§ **Records contained in a dataset**:

##############################

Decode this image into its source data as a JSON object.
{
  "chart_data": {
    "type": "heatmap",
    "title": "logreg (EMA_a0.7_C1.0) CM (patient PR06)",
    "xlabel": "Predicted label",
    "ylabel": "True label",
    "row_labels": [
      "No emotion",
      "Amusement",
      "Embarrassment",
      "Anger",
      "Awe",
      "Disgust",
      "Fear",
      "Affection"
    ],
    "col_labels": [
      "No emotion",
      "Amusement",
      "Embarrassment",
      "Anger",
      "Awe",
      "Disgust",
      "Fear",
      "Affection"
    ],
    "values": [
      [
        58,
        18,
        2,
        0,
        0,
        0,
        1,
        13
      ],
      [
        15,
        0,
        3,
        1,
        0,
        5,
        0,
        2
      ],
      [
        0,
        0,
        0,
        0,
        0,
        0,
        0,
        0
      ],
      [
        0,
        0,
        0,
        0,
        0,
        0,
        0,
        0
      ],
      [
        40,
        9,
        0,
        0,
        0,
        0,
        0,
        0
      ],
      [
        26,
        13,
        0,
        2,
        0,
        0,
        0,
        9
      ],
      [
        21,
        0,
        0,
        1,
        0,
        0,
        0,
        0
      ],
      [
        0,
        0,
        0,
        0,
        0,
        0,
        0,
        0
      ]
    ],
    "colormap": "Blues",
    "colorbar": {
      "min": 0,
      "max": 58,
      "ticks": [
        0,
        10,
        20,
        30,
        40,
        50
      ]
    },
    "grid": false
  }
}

##############################

§ **EXERCISE**:
Write out all the lines again, exactly as they are.

§ **EXPECTED ANSWER**:
Decode this image into its source data as a JSON object.
{
  "chart_data": {
    "type": "heatmap",
    "title": "logreg (EMA_a0.7_C1.0) CM (patient PR06)",
    "xlabel": "Predicted label",
    "ylabel": "True label",
    "row_labels": [
      "No emotion",
      "Amusement",
      "Embarrassment",
      "Anger",
      "Awe",
      "Disgust",
      "Fear",
      "Affection"
    ],
    "col_labels": [
      "No emotion",
      "Amusement",
      "Embarrassment",
      "Anger",
      "Awe",
      "Disgust",
      "Fear",
      "Affection"
    ],
    "values": [
      [
        58,
        18,
        2,
        0,
        0,
        0,
        1,
        13
      ],
      [
        15,
        0,
        3,
        1,
        0,
        5,
        0,
        2
      ],
      [
        0,
        0,
        0,
        0,
        0,
        0,
        0,
        0
      ],
      [
        0,
        0,
        0,
        0,
        0,
        0,
        0,
        0
      ],
      [
        40,
        9,
        0,
        0,
        0,
        0,
        0,
        0
      ],
      [
        26,
        13,
        0,
        2,
        0,
        0,
        0,
        9
      ],
      [
        21,
        0,
        0,
        1,
        0,
        0,
        0,
        0
      ],
      [
        0,
        0,
        0,
        0,
        0,
        0,
        0,
        0
      ]
    ],
    "colormap": "Blues",
    "colorbar": {
      "min": 0,
      "max": 58,
      "ticks": [
        0,
        10,
        20,
        30,
        40,
        50
      ]
    },
    "grid": false
  }
}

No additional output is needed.